** begin Recorded data **

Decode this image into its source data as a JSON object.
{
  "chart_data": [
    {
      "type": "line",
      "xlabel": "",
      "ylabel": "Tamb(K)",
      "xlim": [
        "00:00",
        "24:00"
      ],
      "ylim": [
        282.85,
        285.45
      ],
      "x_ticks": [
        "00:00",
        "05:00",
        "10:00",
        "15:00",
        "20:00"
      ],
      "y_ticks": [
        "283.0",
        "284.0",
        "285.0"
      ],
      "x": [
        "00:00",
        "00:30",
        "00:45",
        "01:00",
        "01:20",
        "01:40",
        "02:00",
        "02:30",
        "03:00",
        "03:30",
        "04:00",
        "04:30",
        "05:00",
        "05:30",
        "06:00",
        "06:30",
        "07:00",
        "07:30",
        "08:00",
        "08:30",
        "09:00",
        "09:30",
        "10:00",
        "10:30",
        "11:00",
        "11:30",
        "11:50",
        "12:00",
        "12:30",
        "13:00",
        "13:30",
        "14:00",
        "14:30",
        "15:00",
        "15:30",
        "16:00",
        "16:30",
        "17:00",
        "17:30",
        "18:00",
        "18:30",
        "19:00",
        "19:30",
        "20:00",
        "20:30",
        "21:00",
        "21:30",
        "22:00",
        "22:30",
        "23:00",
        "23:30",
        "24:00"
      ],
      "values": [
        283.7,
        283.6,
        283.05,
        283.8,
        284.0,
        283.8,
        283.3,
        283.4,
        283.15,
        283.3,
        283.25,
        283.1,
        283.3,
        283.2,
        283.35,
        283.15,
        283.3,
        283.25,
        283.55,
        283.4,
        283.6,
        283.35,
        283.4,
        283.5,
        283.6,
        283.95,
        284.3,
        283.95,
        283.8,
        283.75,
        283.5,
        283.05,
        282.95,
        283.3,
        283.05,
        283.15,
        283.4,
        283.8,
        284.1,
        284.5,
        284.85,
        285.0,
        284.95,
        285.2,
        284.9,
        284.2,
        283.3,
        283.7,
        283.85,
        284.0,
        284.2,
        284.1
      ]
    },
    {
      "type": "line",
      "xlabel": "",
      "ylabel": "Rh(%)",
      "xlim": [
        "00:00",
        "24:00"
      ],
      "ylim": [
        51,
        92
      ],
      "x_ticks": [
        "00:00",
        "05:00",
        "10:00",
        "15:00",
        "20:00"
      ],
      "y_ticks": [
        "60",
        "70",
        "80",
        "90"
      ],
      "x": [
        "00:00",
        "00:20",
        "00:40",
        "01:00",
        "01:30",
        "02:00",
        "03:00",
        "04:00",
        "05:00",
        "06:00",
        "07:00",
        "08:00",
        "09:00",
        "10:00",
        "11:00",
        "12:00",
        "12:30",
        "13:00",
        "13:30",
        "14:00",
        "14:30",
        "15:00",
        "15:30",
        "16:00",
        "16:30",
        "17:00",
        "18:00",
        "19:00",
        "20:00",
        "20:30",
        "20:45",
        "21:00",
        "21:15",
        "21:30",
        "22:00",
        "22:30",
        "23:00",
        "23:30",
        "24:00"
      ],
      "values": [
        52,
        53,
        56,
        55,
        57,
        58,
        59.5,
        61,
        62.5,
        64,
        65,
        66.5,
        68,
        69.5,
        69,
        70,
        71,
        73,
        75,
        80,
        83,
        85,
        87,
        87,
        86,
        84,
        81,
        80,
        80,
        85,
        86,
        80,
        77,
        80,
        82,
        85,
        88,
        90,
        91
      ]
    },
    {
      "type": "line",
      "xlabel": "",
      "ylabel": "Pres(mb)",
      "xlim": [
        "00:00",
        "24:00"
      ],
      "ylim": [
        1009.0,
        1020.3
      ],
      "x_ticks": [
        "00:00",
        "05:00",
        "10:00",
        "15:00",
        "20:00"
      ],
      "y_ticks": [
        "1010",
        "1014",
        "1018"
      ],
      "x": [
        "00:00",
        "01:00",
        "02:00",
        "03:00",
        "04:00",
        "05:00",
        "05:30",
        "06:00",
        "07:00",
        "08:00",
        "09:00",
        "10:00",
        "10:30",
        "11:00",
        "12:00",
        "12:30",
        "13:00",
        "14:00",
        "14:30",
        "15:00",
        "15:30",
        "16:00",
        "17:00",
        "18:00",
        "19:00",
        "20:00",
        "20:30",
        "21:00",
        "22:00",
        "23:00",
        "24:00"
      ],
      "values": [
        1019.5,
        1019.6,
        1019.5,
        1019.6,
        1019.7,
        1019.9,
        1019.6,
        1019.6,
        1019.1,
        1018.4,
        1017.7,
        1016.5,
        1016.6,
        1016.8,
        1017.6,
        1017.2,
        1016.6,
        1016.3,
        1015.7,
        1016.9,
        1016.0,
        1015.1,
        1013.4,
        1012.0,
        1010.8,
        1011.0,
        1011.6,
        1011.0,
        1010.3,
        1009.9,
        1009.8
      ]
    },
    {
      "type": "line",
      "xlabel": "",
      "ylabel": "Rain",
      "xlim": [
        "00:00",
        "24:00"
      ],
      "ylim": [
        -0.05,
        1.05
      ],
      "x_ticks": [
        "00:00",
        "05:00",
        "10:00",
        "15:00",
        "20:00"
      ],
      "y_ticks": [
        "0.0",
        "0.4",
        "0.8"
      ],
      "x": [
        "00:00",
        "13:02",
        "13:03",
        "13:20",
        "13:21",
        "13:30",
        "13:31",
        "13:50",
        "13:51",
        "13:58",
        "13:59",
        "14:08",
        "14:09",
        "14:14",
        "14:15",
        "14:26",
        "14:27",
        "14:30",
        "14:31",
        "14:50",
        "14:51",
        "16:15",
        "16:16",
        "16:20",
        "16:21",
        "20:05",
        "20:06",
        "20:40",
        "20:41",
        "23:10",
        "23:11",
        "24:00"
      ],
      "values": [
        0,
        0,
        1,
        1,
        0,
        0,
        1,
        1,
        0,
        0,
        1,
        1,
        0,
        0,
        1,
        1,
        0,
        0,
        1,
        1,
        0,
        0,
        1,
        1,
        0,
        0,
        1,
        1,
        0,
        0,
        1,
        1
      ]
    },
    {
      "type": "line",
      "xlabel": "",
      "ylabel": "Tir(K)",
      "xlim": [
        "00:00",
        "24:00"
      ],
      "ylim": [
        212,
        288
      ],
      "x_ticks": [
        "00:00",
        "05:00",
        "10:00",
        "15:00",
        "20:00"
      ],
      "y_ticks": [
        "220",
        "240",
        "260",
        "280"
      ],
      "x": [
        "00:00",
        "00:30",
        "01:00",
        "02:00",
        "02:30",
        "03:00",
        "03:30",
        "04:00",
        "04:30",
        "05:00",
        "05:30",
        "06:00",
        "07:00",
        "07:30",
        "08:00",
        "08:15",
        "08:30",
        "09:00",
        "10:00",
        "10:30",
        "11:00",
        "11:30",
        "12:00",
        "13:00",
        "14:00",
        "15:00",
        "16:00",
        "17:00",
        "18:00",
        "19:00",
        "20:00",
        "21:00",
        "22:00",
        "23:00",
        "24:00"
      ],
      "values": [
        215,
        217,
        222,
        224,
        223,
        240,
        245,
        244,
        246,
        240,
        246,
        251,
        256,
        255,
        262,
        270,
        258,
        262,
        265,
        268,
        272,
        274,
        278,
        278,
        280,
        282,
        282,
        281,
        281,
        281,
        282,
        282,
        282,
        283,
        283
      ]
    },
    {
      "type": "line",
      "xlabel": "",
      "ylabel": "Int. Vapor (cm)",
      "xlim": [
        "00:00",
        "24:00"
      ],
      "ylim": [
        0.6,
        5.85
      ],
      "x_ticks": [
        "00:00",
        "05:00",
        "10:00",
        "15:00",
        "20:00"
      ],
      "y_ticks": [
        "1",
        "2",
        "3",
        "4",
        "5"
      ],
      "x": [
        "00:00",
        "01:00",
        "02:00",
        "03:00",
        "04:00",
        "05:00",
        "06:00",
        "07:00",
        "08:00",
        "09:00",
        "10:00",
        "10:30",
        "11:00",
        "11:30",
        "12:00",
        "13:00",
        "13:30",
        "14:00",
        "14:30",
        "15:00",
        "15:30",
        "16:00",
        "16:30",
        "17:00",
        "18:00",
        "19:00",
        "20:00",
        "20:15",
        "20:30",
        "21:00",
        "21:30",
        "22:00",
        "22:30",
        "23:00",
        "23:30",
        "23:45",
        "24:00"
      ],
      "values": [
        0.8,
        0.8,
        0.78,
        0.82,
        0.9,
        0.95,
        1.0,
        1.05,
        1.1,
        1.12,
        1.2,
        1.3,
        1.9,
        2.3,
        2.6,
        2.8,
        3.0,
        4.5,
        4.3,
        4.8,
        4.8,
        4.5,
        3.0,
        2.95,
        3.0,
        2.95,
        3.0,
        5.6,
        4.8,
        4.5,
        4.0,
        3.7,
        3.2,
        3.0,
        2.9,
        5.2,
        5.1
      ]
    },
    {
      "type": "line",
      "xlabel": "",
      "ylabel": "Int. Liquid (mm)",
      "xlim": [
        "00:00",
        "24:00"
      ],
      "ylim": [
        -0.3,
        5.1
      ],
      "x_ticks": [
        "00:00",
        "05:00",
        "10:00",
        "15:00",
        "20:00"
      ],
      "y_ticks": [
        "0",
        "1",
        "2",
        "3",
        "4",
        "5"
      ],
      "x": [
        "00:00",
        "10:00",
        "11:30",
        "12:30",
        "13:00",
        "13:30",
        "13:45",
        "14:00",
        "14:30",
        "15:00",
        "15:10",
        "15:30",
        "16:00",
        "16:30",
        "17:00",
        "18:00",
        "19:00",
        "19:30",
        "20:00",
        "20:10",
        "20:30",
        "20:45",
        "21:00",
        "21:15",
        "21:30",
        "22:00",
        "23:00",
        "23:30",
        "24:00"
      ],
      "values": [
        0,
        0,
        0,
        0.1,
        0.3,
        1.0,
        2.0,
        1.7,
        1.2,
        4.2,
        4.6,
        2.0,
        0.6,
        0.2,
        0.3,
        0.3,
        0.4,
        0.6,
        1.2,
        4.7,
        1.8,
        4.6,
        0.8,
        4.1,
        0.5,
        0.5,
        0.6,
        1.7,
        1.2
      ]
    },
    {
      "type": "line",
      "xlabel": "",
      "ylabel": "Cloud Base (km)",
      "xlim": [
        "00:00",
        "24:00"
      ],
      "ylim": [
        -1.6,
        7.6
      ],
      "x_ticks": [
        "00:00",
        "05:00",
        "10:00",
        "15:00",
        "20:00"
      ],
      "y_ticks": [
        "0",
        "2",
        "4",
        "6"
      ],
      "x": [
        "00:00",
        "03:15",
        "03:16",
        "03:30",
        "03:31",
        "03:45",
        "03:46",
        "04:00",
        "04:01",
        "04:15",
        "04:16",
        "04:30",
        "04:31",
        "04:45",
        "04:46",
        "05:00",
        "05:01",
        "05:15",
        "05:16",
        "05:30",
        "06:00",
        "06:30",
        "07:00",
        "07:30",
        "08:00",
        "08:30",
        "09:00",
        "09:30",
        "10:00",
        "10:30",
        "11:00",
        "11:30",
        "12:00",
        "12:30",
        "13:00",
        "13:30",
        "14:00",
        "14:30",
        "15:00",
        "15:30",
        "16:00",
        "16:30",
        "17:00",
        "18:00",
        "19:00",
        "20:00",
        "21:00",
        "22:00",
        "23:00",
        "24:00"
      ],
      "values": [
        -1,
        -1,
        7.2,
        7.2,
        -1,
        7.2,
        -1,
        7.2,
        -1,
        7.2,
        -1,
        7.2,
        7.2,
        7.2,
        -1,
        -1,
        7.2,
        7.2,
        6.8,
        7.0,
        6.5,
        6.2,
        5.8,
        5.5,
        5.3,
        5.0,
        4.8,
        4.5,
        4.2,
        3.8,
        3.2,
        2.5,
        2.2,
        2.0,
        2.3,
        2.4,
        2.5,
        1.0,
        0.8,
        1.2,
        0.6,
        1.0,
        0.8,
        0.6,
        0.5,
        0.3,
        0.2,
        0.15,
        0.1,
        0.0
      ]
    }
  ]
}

** end Recorded data **

**The exercise**
List every line in the records above that contains the word "ylabel".

**Solution**
      "ylabel": "Tamb(K)",
      "ylabel": "Rh(%)",
      "ylabel": "Pres(mb)",
      "ylabel": "Rain",
      "ylabel": "Tir(K)",
      "ylabel": "Int. Vapor (cm)",
      "ylabel": "Int. Liquid (mm)",
      "ylabel": "Cloud Base (km)",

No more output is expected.